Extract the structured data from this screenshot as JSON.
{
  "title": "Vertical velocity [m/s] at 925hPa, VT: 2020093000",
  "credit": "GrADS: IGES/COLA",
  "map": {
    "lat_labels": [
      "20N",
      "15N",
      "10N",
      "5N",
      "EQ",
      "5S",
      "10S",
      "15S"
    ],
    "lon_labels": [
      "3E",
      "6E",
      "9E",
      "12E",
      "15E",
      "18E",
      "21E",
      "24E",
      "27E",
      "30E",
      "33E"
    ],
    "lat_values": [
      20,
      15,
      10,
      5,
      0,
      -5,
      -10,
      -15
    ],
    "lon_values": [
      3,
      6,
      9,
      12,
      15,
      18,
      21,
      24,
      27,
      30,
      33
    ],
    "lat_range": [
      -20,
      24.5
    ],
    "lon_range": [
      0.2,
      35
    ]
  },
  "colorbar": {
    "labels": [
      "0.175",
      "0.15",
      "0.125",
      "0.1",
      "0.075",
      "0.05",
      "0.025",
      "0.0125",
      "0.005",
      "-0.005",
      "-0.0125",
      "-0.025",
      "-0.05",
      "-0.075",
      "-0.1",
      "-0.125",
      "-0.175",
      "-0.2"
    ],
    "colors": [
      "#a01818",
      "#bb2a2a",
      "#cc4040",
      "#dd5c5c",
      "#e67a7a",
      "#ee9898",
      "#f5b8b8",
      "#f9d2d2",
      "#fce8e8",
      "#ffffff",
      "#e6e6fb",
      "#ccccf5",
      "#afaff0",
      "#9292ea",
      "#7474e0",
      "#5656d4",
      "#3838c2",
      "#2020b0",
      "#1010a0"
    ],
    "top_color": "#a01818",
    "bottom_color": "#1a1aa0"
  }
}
======
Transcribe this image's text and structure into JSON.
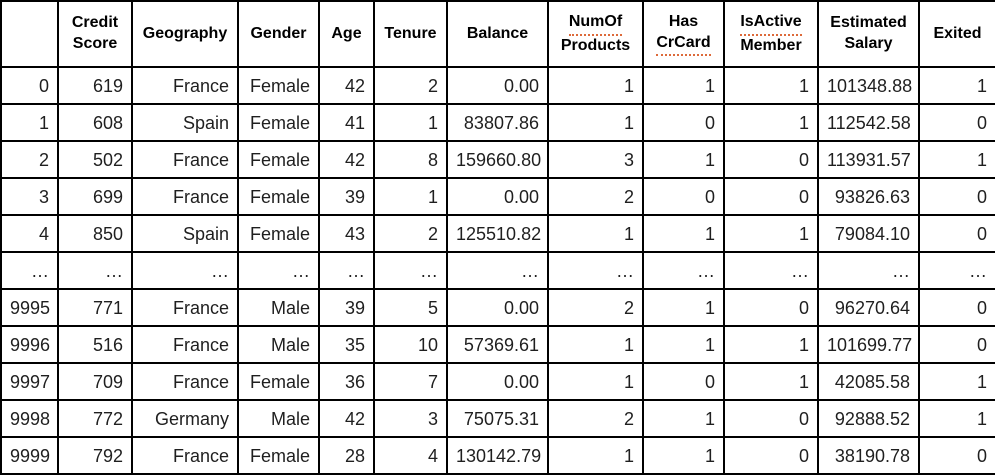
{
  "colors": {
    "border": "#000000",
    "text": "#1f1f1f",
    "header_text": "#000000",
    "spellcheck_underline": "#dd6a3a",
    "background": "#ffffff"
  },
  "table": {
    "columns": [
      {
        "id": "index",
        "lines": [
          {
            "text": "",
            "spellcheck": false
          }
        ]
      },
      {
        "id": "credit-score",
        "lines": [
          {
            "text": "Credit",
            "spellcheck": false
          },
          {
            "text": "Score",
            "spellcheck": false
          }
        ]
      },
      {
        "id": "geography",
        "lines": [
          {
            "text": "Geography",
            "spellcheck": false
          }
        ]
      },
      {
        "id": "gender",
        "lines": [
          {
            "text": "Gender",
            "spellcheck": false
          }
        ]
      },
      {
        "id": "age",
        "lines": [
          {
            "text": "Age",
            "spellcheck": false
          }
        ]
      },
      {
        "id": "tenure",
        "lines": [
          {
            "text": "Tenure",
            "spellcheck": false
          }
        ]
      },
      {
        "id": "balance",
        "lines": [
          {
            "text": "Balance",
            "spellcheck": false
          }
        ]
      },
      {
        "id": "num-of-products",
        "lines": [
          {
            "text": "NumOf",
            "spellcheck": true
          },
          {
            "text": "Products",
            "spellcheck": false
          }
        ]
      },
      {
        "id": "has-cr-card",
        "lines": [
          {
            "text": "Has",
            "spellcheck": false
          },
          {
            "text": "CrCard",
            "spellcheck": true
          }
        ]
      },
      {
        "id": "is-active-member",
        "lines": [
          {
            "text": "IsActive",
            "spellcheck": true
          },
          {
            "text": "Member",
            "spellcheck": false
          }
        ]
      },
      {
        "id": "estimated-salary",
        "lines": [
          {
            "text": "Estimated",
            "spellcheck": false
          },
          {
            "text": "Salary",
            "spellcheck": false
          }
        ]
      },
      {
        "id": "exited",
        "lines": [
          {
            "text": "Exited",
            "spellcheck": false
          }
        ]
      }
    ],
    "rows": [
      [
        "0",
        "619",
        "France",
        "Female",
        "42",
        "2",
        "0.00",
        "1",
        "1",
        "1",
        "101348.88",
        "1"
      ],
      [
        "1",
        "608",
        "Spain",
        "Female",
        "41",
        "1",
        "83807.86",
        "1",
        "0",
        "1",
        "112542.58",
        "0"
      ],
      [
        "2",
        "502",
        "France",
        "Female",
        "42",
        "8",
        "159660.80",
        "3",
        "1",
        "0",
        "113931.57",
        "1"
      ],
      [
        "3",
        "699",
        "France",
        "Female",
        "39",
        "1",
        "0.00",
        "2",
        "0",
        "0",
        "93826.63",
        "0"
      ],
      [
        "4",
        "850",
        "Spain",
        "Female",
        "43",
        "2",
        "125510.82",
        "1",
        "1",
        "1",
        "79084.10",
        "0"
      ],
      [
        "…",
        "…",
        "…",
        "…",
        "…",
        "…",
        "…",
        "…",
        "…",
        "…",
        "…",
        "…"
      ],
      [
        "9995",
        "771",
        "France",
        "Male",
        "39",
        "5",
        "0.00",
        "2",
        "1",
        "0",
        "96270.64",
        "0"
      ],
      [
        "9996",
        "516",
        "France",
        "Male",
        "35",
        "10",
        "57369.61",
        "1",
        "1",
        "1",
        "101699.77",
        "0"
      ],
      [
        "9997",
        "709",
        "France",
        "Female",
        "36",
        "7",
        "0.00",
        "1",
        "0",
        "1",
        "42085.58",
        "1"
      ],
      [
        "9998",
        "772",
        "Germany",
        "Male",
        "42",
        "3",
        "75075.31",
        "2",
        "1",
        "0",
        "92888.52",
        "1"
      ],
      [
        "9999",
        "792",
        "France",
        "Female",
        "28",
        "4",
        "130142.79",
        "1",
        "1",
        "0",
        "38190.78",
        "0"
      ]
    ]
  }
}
======
• **Problem statement**
Go through the data and gather every line that holds "JSON".

• **Answer to this task**
Extract the structured data from this screenshot as JSON.
Transcribe this image's text and structure into JSON.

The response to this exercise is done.